Collect every line that includes the string "Last".
--- Begin SOURCE MATERIAL ---
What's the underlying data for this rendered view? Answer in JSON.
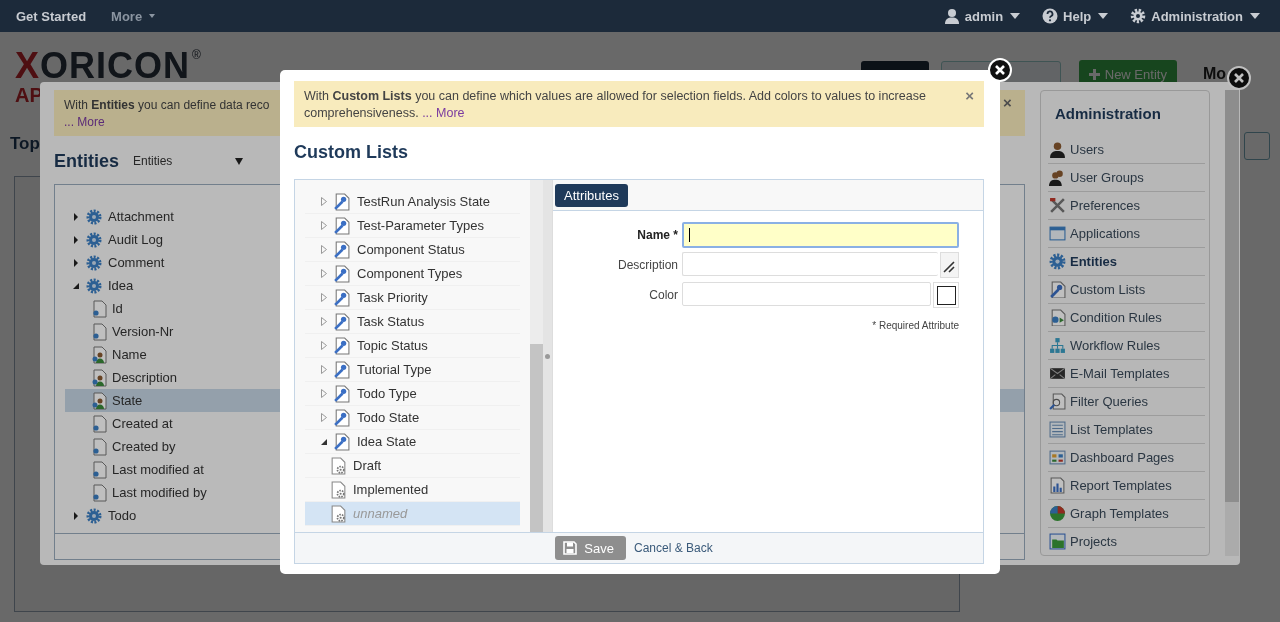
{
  "topbar": {
    "left": [
      {
        "label": "Get Started",
        "dropdown": false
      },
      {
        "label": "More",
        "dropdown": true
      }
    ],
    "right": [
      {
        "label": "admin",
        "dropdown": true
      },
      {
        "label": "Help",
        "dropdown": true
      },
      {
        "label": "Administration",
        "dropdown": true
      }
    ]
  },
  "page": {
    "logo": "XORICON",
    "logo_mark": "®",
    "logo_sub": "AP",
    "heading": "Top",
    "new_button": "New Entity",
    "more_link": "Mo"
  },
  "entities_dialog": {
    "info": "With **Entities** you can define data reco",
    "info_more": "... More",
    "info_close": "×",
    "title": "Entities",
    "select": "Entities",
    "tree": [
      {
        "label": "Attachment",
        "expanded": false,
        "selected": false
      },
      {
        "label": "Audit Log",
        "expanded": false,
        "selected": false
      },
      {
        "label": "Comment",
        "expanded": false,
        "selected": false
      },
      {
        "label": "Idea",
        "expanded": true,
        "selected": false,
        "children": [
          {
            "label": "Id",
            "kind": "field",
            "selected": false
          },
          {
            "label": "Version-Nr",
            "kind": "field",
            "selected": false
          },
          {
            "label": "Name",
            "kind": "person",
            "selected": false
          },
          {
            "label": "Description",
            "kind": "person",
            "selected": false
          },
          {
            "label": "State",
            "kind": "person",
            "selected": true
          },
          {
            "label": "Created at",
            "kind": "field",
            "selected": false
          },
          {
            "label": "Created by",
            "kind": "field",
            "selected": false
          },
          {
            "label": "Last modified at",
            "kind": "field",
            "selected": false
          },
          {
            "label": "Last modified by",
            "kind": "field",
            "selected": false
          }
        ]
      },
      {
        "label": "Todo",
        "expanded": false,
        "selected": false
      }
    ],
    "admin": {
      "title": "Administration",
      "items": [
        {
          "label": "Users",
          "selected": false
        },
        {
          "label": "User Groups",
          "selected": false
        },
        {
          "label": "Preferences",
          "selected": false
        },
        {
          "label": "Applications",
          "selected": false
        },
        {
          "label": "Entities",
          "selected": true
        },
        {
          "label": "Custom Lists",
          "selected": false
        },
        {
          "label": "Condition Rules",
          "selected": false
        },
        {
          "label": "Workflow Rules",
          "selected": false
        },
        {
          "label": "E-Mail Templates",
          "selected": false
        },
        {
          "label": "Filter Queries",
          "selected": false
        },
        {
          "label": "List Templates",
          "selected": false
        },
        {
          "label": "Dashboard Pages",
          "selected": false
        },
        {
          "label": "Report Templates",
          "selected": false
        },
        {
          "label": "Graph Templates",
          "selected": false
        },
        {
          "label": "Projects",
          "selected": false
        }
      ]
    }
  },
  "custom_lists_dialog": {
    "info": "With **Custom Lists** you can define which values are allowed for selection fields. Add colors to values to increase comprehensiveness.",
    "info_more": "... More",
    "info_close": "×",
    "title": "Custom Lists",
    "tree": [
      {
        "label": "TestRun Analysis State",
        "expanded": false,
        "selected": false
      },
      {
        "label": "Test-Parameter Types",
        "expanded": false,
        "selected": false
      },
      {
        "label": "Component Status",
        "expanded": false,
        "selected": false
      },
      {
        "label": "Component Types",
        "expanded": false,
        "selected": false
      },
      {
        "label": "Task Priority",
        "expanded": false,
        "selected": false
      },
      {
        "label": "Task Status",
        "expanded": false,
        "selected": false
      },
      {
        "label": "Topic Status",
        "expanded": false,
        "selected": false
      },
      {
        "label": "Tutorial Type",
        "expanded": false,
        "selected": false
      },
      {
        "label": "Todo Type",
        "expanded": false,
        "selected": false
      },
      {
        "label": "Todo State",
        "expanded": false,
        "selected": false
      },
      {
        "label": "Idea State",
        "expanded": true,
        "selected": false,
        "children": [
          {
            "label": "Draft",
            "kind": "value",
            "selected": false
          },
          {
            "label": "Implemented",
            "kind": "value",
            "selected": false
          },
          {
            "label": "unnamed",
            "kind": "unnamed",
            "selected": true
          }
        ]
      }
    ],
    "tabs": [
      {
        "label": "Attributes",
        "selected": true
      }
    ],
    "fields": [
      {
        "label": "Name *",
        "kind": "text",
        "required": true,
        "focused": true
      },
      {
        "label": "Description",
        "kind": "textarea",
        "required": false,
        "focused": false
      },
      {
        "label": "Color",
        "kind": "color",
        "required": false,
        "focused": false
      }
    ],
    "note": "* Required Attribute",
    "save": {
      "label": "Save",
      "disabled": true
    },
    "cancel": "Cancel & Back"
  }
}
--- End SOURCE MATERIAL ---
### COMPLETE RESPONSE
            "label": "Last modified at",
            "label": "Last modified by",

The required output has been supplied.